## Objective
Could you transcribe every record below exactly as written, leaving out any pictures?

## Data provided
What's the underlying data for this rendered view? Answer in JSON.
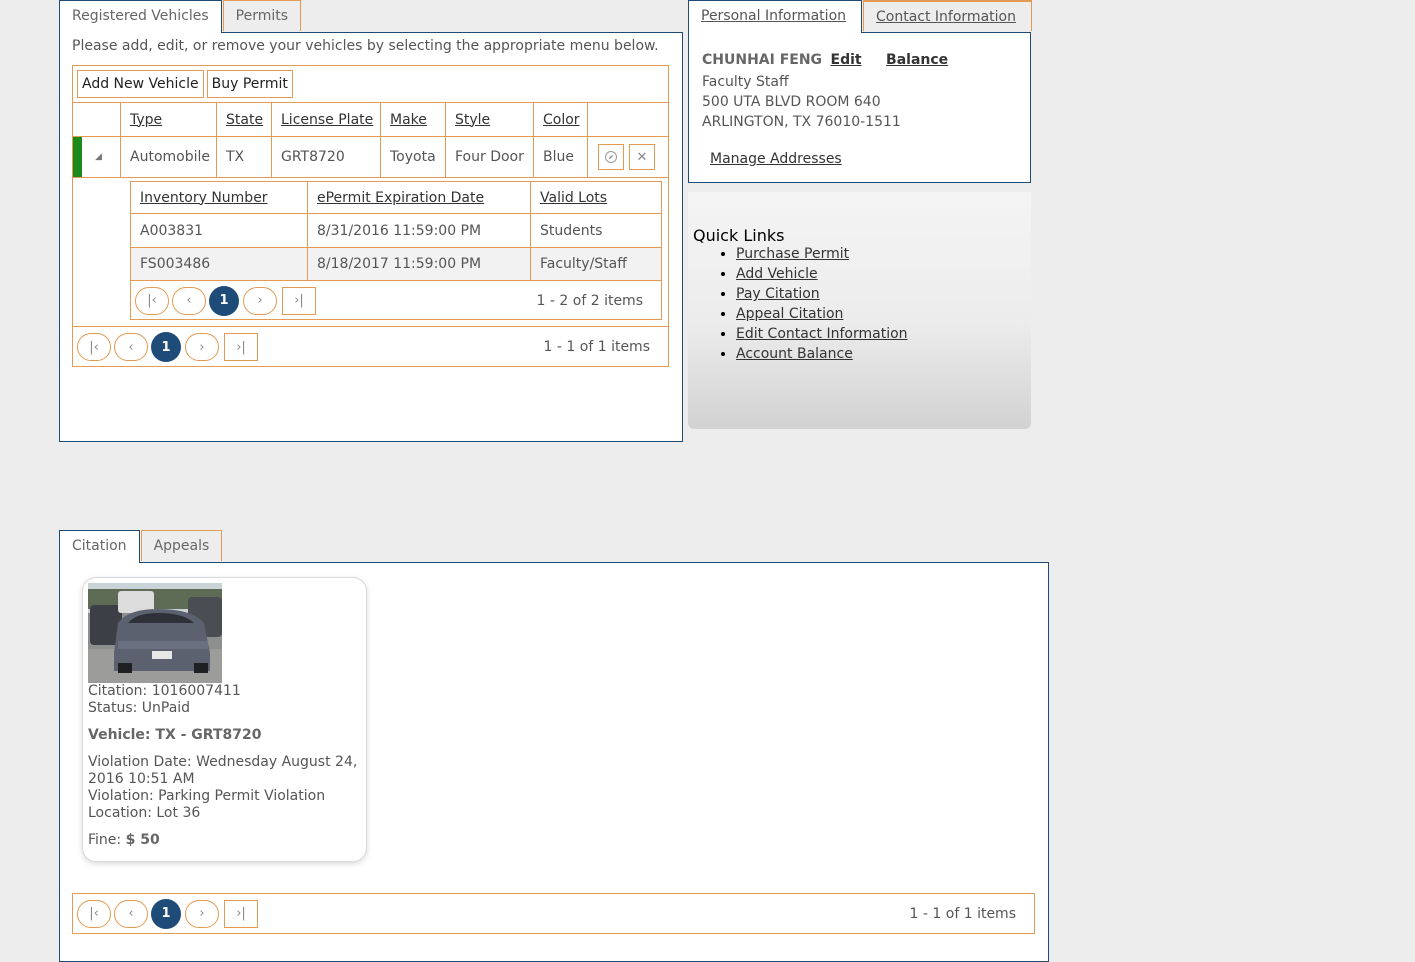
{
  "vehicles_tabs": [
    "Registered Vehicles",
    "Permits"
  ],
  "instructions": "Please add, edit, or remove your vehicles by selecting the appropriate menu below.",
  "toolbar": {
    "add_vehicle": "Add New Vehicle",
    "buy_permit": "Buy Permit"
  },
  "vehicle_columns": [
    "Type",
    "State",
    "License Plate",
    "Make",
    "Style",
    "Color"
  ],
  "vehicle": {
    "type": "Automobile",
    "state": "TX",
    "plate": "GRT8720",
    "make": "Toyota",
    "style": "Four Door",
    "color": "Blue"
  },
  "permit_columns": [
    "Inventory Number",
    "ePermit Expiration Date",
    "Valid Lots"
  ],
  "permits": [
    {
      "inventory": "A003831",
      "expiration": "8/31/2016 11:59:00 PM",
      "lots": "Students"
    },
    {
      "inventory": "FS003486",
      "expiration": "8/18/2017 11:59:00 PM",
      "lots": "Faculty/Staff"
    }
  ],
  "permit_pager": {
    "page": "1",
    "info": "1 - 2 of 2 items"
  },
  "vehicle_pager": {
    "page": "1",
    "info": "1 - 1 of 1 items"
  },
  "info_tabs": [
    "Personal Information",
    "Contact Information"
  ],
  "person": {
    "name": "CHUNHAI FENG",
    "edit": "Edit",
    "balance": "Balance",
    "role": "Faculty Staff",
    "address1": "500 UTA BLVD ROOM 640",
    "address2": "ARLINGTON, TX 76010-1511",
    "manage": "Manage Addresses"
  },
  "quick_links": {
    "title": "Quick Links",
    "items": [
      "Purchase Permit",
      "Add Vehicle",
      "Pay Citation",
      "Appeal Citation",
      "Edit Contact Information",
      "Account Balance"
    ]
  },
  "citation_tabs": [
    "Citation",
    "Appeals"
  ],
  "citation": {
    "number": "Citation: 1016007411",
    "status": "Status: UnPaid",
    "vehicle": "Vehicle: TX - GRT8720",
    "date_line1": "Violation Date: Wednesday August 24,",
    "date_line2": "2016 10:51 AM",
    "violation": "Violation: Parking Permit Violation",
    "location": "Location: Lot 36",
    "fine_label": "Fine:",
    "fine_value": "$ 50"
  },
  "citation_pager": {
    "page": "1",
    "info": "1 - 1 of 1 items"
  },
  "colors": {
    "accent": "#e49a52",
    "navy": "#1f4b78",
    "status_bar": "#1a8a1a"
  }
}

## Solution to this problem
What's the underlying data for this rendered view? Answer in JSON.
{
  "vehicles_tabs": [
    "Registered Vehicles",
    "Permits"
  ],
  "instructions": "Please add, edit, or remove your vehicles by selecting the appropriate menu below.",
  "toolbar": {
    "add_vehicle": "Add New Vehicle",
    "buy_permit": "Buy Permit"
  },
  "vehicle_columns": [
    "Type",
    "State",
    "License Plate",
    "Make",
    "Style",
    "Color"
  ],
  "vehicle": {
    "type": "Automobile",
    "state": "TX",
    "plate": "GRT8720",
    "make": "Toyota",
    "style": "Four Door",
    "color": "Blue"
  },
  "permit_columns": [
    "Inventory Number",
    "ePermit Expiration Date",
    "Valid Lots"
  ],
  "permits": [
    {
      "inventory": "A003831",
      "expiration": "8/31/2016 11:59:00 PM",
      "lots": "Students"
    },
    {
      "inventory": "FS003486",
      "expiration": "8/18/2017 11:59:00 PM",
      "lots": "Faculty/Staff"
    }
  ],
  "permit_pager": {
    "page": "1",
    "info": "1 - 2 of 2 items"
  },
  "vehicle_pager": {
    "page": "1",
    "info": "1 - 1 of 1 items"
  },
  "info_tabs": [
    "Personal Information",
    "Contact Information"
  ],
  "person": {
    "name": "CHUNHAI FENG",
    "edit": "Edit",
    "balance": "Balance",
    "role": "Faculty Staff",
    "address1": "500 UTA BLVD ROOM 640",
    "address2": "ARLINGTON, TX 76010-1511",
    "manage": "Manage Addresses"
  },
  "quick_links": {
    "title": "Quick Links",
    "items": [
      "Purchase Permit",
      "Add Vehicle",
      "Pay Citation",
      "Appeal Citation",
      "Edit Contact Information",
      "Account Balance"
    ]
  },
  "citation_tabs": [
    "Citation",
    "Appeals"
  ],
  "citation": {
    "number": "Citation: 1016007411",
    "status": "Status: UnPaid",
    "vehicle": "Vehicle: TX - GRT8720",
    "date_line1": "Violation Date: Wednesday August 24,",
    "date_line2": "2016 10:51 AM",
    "violation": "Violation: Parking Permit Violation",
    "location": "Location: Lot 36",
    "fine_label": "Fine:",
    "fine_value": "$ 50"
  },
  "citation_pager": {
    "page": "1",
    "info": "1 - 1 of 1 items"
  },
  "colors": {
    "accent": "#e49a52",
    "navy": "#1f4b78",
    "status_bar": "#1a8a1a"
  }
}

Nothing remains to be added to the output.